EXERCISE REQUIREMENTS:
Make an exact copy of all the entries, but do not reproduce the pictures.

• • • • • • •

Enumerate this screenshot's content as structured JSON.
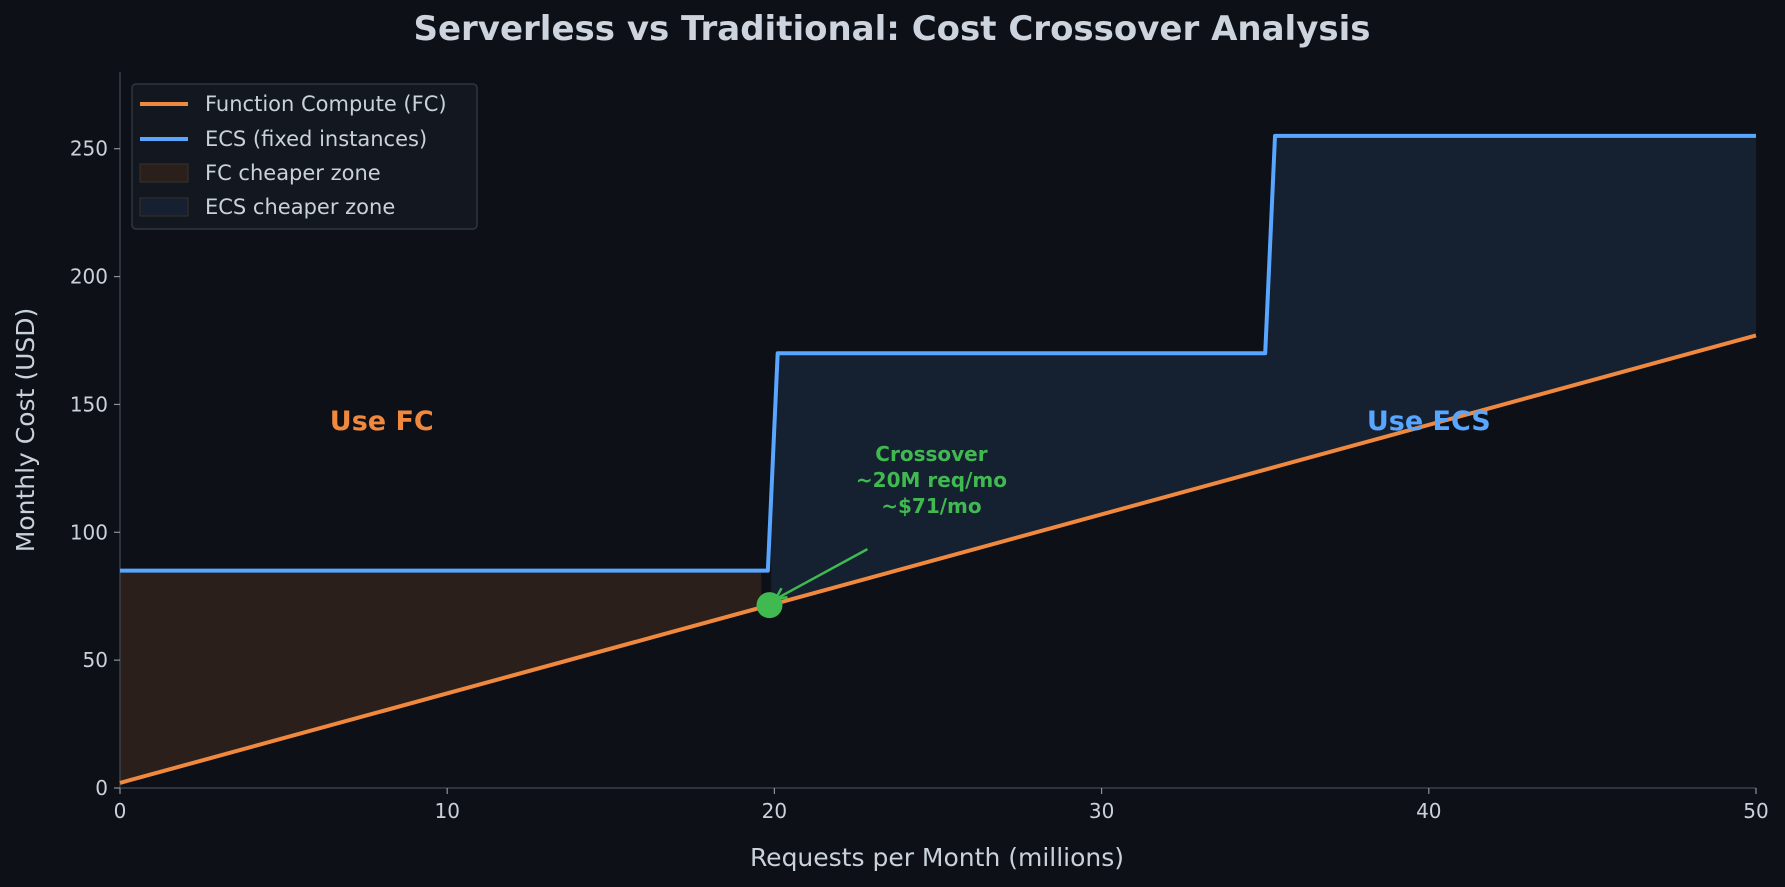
{
  "chart_data": {
    "type": "line",
    "title": "Serverless vs Traditional: Cost Crossover Analysis",
    "xlabel": "Requests per Month (millions)",
    "ylabel": "Monthly Cost (USD)",
    "xlim": [
      0,
      50
    ],
    "ylim": [
      0,
      280
    ],
    "xticks": [
      0,
      10,
      20,
      30,
      40,
      50
    ],
    "yticks": [
      0,
      50,
      100,
      150,
      200,
      250
    ],
    "grid": false,
    "legend_position": "top-left",
    "series": [
      {
        "name": "Function Compute (FC)",
        "color": "#f0883e",
        "x": [
          0,
          50
        ],
        "y": [
          2,
          177
        ]
      },
      {
        "name": "ECS (fixed instances)",
        "color": "#58a6ff",
        "x": [
          0,
          19.8,
          20.1,
          35,
          35.3,
          50
        ],
        "y": [
          85,
          85,
          170,
          170,
          255,
          255
        ]
      }
    ],
    "zones": [
      {
        "name": "FC cheaper zone",
        "color": "#2a1f1b",
        "x_range": [
          0,
          19.6
        ]
      },
      {
        "name": "ECS cheaper zone",
        "color": "#152030",
        "x_range": [
          19.9,
          50
        ]
      }
    ],
    "labels": [
      {
        "text": "Use FC",
        "x": 8,
        "y": 140,
        "color": "#f0883e"
      },
      {
        "text": "Use ECS",
        "x": 40,
        "y": 140,
        "color": "#58a6ff"
      }
    ],
    "crossover": {
      "x": 19.85,
      "y": 71.5,
      "color": "#3fb950",
      "text_lines": [
        "Crossover",
        "~20M req/mo",
        "~$71/mo"
      ],
      "text_x": 24.8,
      "text_y": 120
    }
  }
}
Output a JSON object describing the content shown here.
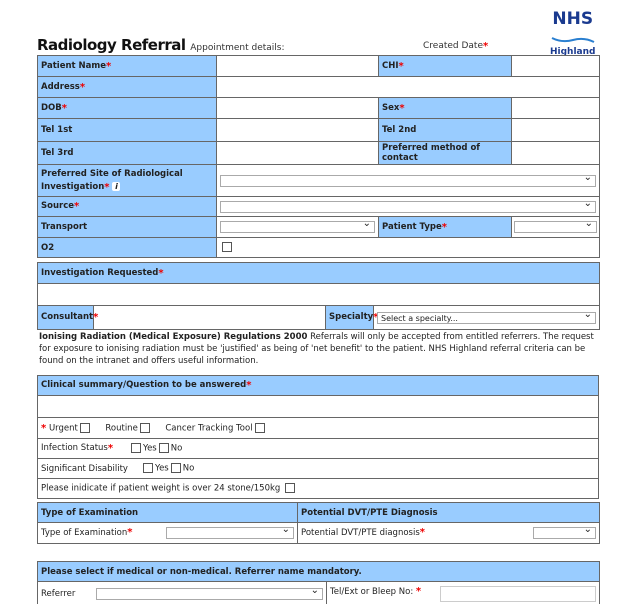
{
  "logo": {
    "name": "NHS",
    "region": "Highland"
  },
  "header": {
    "title": "Radiology Referral",
    "appointment": "Appointment details:",
    "created_date": "Created Date"
  },
  "patient": {
    "name": "Patient Name",
    "chi": "CHI",
    "address": "Address",
    "dob": "DOB",
    "sex": "Sex",
    "tel1": "Tel 1st",
    "tel2": "Tel 2nd",
    "tel3": "Tel 3rd",
    "pref_contact": "Preferred method of contact",
    "pref_site": "Preferred Site of Radiological Investigation",
    "source": "Source",
    "transport": "Transport",
    "patient_type": "Patient Type",
    "o2": "O2"
  },
  "investigation": {
    "header": "Investigation Requested",
    "consultant": "Consultant",
    "specialty": "Specialty",
    "specialty_value": "Select a specialty..."
  },
  "note": {
    "bold": "Ionising Radiation (Medical Exposure) Regulations 2000",
    "text": " Referrals will only be accepted from entitled referrers. The request for exposure to ionising radiation must be 'justified' as being of 'net benefit' to the patient. NHS Highland referral criteria can be found on the intranet and offers useful information."
  },
  "clinical": {
    "header": "Clinical summary/Question to be answered",
    "urgent": "Urgent",
    "routine": "Routine",
    "cancer": "Cancer Tracking Tool",
    "infection": "Infection Status",
    "disability": "Significant Disability",
    "yes": "Yes",
    "no": "No",
    "weight": "Please inidicate if patient weight is over 24 stone/150kg"
  },
  "exam": {
    "header": "Type of Examination",
    "label": "Type of Examination",
    "dvt_header": "Potential DVT/PTE Diagnosis",
    "dvt_label": "Potential DVT/PTE diagnosis"
  },
  "referrer": {
    "header": "Please select if medical or non-medical. Referrer name mandatory.",
    "label": "Referrer",
    "tel": "Tel/Ext or Bleep No:"
  },
  "colors": {
    "label_bg": "#99ccff",
    "required": "#ee0000",
    "brand": "#1a3a8f"
  }
}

• • • • • • •

OUTPUT FOR THIS EXERCISE:
Enumerate this screenshot's content as structured JSON.
{
  "chart_data": {
    "type": "line",
    "title": "Serverless vs Traditional: Cost Crossover Analysis",
    "xlabel": "Requests per Month (millions)",
    "ylabel": "Monthly Cost (USD)",
    "xlim": [
      0,
      50
    ],
    "ylim": [
      0,
      280
    ],
    "xticks": [
      0,
      10,
      20,
      30,
      40,
      50
    ],
    "yticks": [
      0,
      50,
      100,
      150,
      200,
      250
    ],
    "grid": false,
    "legend_position": "top-left",
    "series": [
      {
        "name": "Function Compute (FC)",
        "color": "#f0883e",
        "x": [
          0,
          50
        ],
        "y": [
          2,
          177
        ]
      },
      {
        "name": "ECS (fixed instances)",
        "color": "#58a6ff",
        "x": [
          0,
          19.8,
          20.1,
          35,
          35.3,
          50
        ],
        "y": [
          85,
          85,
          170,
          170,
          255,
          255
        ]
      }
    ],
    "zones": [
      {
        "name": "FC cheaper zone",
        "color": "#2a1f1b",
        "x_range": [
          0,
          19.6
        ]
      },
      {
        "name": "ECS cheaper zone",
        "color": "#152030",
        "x_range": [
          19.9,
          50
        ]
      }
    ],
    "labels": [
      {
        "text": "Use FC",
        "x": 8,
        "y": 140,
        "color": "#f0883e"
      },
      {
        "text": "Use ECS",
        "x": 40,
        "y": 140,
        "color": "#58a6ff"
      }
    ],
    "crossover": {
      "x": 19.85,
      "y": 71.5,
      "color": "#3fb950",
      "text_lines": [
        "Crossover",
        "~20M req/mo",
        "~$71/mo"
      ],
      "text_x": 24.8,
      "text_y": 120
    }
  }
}
Output a JSON object describing the content shown here.
{
  "logo": {
    "name": "NHS",
    "region": "Highland"
  },
  "header": {
    "title": "Radiology Referral",
    "appointment": "Appointment details:",
    "created_date": "Created Date"
  },
  "patient": {
    "name": "Patient Name",
    "chi": "CHI",
    "address": "Address",
    "dob": "DOB",
    "sex": "Sex",
    "tel1": "Tel 1st",
    "tel2": "Tel 2nd",
    "tel3": "Tel 3rd",
    "pref_contact": "Preferred method of contact",
    "pref_site": "Preferred Site of Radiological Investigation",
    "source": "Source",
    "transport": "Transport",
    "patient_type": "Patient Type",
    "o2": "O2"
  },
  "investigation": {
    "header": "Investigation Requested",
    "consultant": "Consultant",
    "specialty": "Specialty",
    "specialty_value": "Select a specialty..."
  },
  "note": {
    "bold": "Ionising Radiation (Medical Exposure) Regulations 2000",
    "text": " Referrals will only be accepted from entitled referrers. The request for exposure to ionising radiation must be 'justified' as being of 'net benefit' to the patient. NHS Highland referral criteria can be found on the intranet and offers useful information."
  },
  "clinical": {
    "header": "Clinical summary/Question to be answered",
    "urgent": "Urgent",
    "routine": "Routine",
    "cancer": "Cancer Tracking Tool",
    "infection": "Infection Status",
    "disability": "Significant Disability",
    "yes": "Yes",
    "no": "No",
    "weight": "Please inidicate if patient weight is over 24 stone/150kg"
  },
  "exam": {
    "header": "Type of Examination",
    "label": "Type of Examination",
    "dvt_header": "Potential DVT/PTE Diagnosis",
    "dvt_label": "Potential DVT/PTE diagnosis"
  },
  "referrer": {
    "header": "Please select if medical or non-medical. Referrer name mandatory.",
    "label": "Referrer",
    "tel": "Tel/Ext or Bleep No:"
  },
  "colors": {
    "label_bg": "#99ccff",
    "required": "#ee0000",
    "brand": "#1a3a8f"
  }
}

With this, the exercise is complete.